EXTRAIT CHOISI:

((

F.L. : Enorme ! En disques, cette année c’est Warner qui sort une compilation multi-époques, parce que comme vous le savez, le répertoire de Claude François appartient toujours à trois maisons de disques différentes, Universal pour les années 62 à 72, Sony de 72 à 75/76 et Warner pour les deux dernières. À chaque grand anniversaire, c’est l’une d’entre elles qui prend le pouvoir et fait une compilation qui réunit toute la carrière de la star. Il y aura donc une compilation de 45 titres et une autre de 60, accompagnées de deux DVD best of, un de quinze morceaux et un autre de vingt.

En 1997, avec Universal, on avait sorti un coffret réunissant l’intégrale de ses premiers singles, on va sortir le complément. Les fans vont être ravis de posséder aussi l’intégrale des albums dans leurs pochettes originales. On va sortir un live que les fans attendent comme des malades, c’est le fameux concert du Forest National à Bruxelles du samedi 12 janvier 1974, celui des faux adieux, où il finit le concert en se jetant dans la fosse. Le son sera exceptionnel parce que j’ai retrouvé le master original. Pour vous donner une idée, le medley fait 27 minutes à l’origine, les fans devraient se régaler. Il sera disponible dans une boite, en tirage limité à 3000 exemplaires, avec un livret de vingt pages que je suis en train d’écrire, l’affiche du concert de l’époque et le ticket de l’époque.

Un autre concert mythique, celui de l’été 1975 que l’on va éditer pour la première fois en CD, où l’on entend Claude et Marc qui font “Bonjour” au micro, puisque c’est l’année où Claude a révélé à la presse qu’il avait bien deux enfants. En ce qui concerne les livres, c’est la foire d’empoigne, il n’y aura pas moins de 19 bouquins dont sept rééditions qui vont sortir sur Claude dans l’année 2008.

Avec Claude et Marc François, on a sorti le 6 mars dernier, un très beau livre qui s’intitule « Collection privée » aux Éditions du Marque-pages. On a rassemblé tous les objets ayant appartenus à Claude François, on a fait des facsimilés de son passeport, de son permis de conduire, son diplôme du lycée français du Caire. On a réédité des partitions, une affiche de 1969 de Jean-Loup Sieff, un disque souple de sa première maquette qu’il était allé présenter lui-même aux différentes maisons de disques à ses tout débuts, la première chanson qu’il a jamais interprétée sur disque “Bye bye blackbird”. Les gens vont pouvoir découvrir les légendaires notes de services qu’il dictait sur un dictaphone et que sa secrétaire reproduisait sur papier, des manuscrits, des cartes postales dont la toute première de chez Fontana qui est très rare. On a réédité le drapeau qu’il avait fait faire aux couleurs de Flèche sur son bateau l’Ismaïlia. Bref, il y aura pas moins de 34 objets en tout.

))

TRAVAIL DEMANDÉ:
A – D'après l'extrait, à combien d'exemplaires sera limité le coffret du concert de Forest National ?
B – En vous appuyant sur l'extrait, expliquez pourquoi c'est Warner qui publie cette année la compilation réunissant toute la carrière de Claude François.
C – Recopiez à l'identique le passage de l'extrait situé entre « F.L. : Enorme » et « autre de vingt. », bornes incluses.

DONNÉES DISPONIBLES:
((

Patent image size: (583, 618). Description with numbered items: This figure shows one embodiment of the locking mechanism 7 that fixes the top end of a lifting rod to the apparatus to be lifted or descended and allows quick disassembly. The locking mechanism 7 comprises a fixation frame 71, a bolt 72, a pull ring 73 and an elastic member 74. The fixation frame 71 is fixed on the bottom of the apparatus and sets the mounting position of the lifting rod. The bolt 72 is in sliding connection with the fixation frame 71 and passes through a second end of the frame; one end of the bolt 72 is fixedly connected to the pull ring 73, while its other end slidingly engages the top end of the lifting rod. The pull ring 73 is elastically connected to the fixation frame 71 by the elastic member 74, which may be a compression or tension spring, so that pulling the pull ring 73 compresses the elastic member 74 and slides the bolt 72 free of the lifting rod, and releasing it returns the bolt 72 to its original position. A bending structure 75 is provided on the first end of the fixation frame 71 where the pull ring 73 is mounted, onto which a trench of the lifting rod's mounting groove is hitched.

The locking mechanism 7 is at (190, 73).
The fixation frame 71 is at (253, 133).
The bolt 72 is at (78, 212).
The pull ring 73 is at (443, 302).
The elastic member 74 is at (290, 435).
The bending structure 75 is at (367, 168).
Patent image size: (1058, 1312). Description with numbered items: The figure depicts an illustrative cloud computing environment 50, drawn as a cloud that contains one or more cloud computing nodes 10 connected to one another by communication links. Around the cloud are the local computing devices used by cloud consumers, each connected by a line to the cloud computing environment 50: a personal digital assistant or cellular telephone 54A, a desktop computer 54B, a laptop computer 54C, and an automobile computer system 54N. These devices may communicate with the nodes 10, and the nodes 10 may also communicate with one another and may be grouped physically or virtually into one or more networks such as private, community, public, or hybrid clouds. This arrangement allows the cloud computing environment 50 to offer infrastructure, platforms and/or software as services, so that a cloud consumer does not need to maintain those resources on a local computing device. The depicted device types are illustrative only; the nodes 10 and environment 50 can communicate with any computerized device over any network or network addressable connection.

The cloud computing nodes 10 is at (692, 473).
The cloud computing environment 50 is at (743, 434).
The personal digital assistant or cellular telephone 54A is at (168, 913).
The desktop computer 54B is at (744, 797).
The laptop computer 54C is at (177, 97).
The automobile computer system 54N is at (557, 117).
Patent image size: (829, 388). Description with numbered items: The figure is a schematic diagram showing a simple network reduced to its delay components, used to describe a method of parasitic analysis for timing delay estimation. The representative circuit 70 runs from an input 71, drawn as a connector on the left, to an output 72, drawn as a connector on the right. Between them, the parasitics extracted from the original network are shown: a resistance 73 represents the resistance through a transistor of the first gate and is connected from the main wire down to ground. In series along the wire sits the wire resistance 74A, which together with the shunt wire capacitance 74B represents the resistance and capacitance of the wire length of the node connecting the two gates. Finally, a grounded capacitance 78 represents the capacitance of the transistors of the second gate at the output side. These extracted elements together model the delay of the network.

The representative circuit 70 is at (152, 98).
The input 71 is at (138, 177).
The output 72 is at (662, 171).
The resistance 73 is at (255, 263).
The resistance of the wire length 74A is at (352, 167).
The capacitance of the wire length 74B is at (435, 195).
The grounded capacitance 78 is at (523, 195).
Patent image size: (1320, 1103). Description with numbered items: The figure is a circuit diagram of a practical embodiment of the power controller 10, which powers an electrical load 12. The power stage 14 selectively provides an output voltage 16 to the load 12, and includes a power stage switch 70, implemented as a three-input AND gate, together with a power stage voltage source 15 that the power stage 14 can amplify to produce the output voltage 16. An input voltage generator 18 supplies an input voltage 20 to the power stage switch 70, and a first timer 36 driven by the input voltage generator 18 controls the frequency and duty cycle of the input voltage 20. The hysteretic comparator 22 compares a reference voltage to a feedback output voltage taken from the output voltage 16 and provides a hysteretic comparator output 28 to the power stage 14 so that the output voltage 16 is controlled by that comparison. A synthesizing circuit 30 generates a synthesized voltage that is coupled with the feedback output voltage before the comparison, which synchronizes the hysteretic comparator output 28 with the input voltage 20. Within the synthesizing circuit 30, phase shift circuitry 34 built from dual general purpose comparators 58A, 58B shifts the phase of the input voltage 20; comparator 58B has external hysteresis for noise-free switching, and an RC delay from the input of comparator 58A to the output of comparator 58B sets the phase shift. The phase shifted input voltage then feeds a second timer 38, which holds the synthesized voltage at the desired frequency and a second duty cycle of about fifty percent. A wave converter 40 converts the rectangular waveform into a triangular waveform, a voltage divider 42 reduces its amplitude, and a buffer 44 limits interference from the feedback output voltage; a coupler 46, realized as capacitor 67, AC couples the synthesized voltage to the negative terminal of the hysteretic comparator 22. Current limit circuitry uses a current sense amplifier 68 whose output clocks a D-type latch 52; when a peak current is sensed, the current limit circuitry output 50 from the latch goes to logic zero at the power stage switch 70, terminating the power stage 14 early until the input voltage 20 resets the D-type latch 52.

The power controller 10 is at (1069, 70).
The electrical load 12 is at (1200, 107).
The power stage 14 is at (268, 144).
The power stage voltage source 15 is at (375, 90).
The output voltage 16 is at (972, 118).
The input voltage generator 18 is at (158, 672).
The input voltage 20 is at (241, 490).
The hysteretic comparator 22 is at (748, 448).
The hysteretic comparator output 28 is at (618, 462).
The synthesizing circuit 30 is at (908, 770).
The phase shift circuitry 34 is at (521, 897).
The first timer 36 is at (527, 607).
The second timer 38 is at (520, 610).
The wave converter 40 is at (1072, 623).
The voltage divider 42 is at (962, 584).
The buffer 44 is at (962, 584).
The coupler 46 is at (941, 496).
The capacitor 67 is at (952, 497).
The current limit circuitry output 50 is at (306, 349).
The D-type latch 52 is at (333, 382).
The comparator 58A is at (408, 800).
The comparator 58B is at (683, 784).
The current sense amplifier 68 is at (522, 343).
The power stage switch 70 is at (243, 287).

))

RÉSULTATS ATTENDUS:
A – Le tirage sera limité à 3000 exemplaires.

B – Le répertoire de Claude François appartient à trois maisons de disques : Universal pour 1962 à 1972, Sony de 1972 à 1975/76 et Warner pour les deux dernières. À chaque grand anniversaire, l'une d'elles prend le pouvoir et sort une compilation de toute la carrière, et cette année, c'est le tour de Warner.

C –
F.L. : Enorme ! En disques, cette année c’est Warner qui sort une compilation multi-époques, parce que comme vous le savez, le répertoire de Claude François appartient toujours à trois maisons de disques différentes, Universal pour les années 62 à 72, Sony de 72 à 75/76 et Warner pour les deux dernières. À chaque grand anniversaire, c’est l’une d’entre elles qui prend le pouvoir et fait une compilation qui réunit toute la carrière de la star. Il y aura donc une compilation de 45 titres et une autre de 60, accompagnées de deux DVD best of, un de quinze morceaux et un autre de vingt.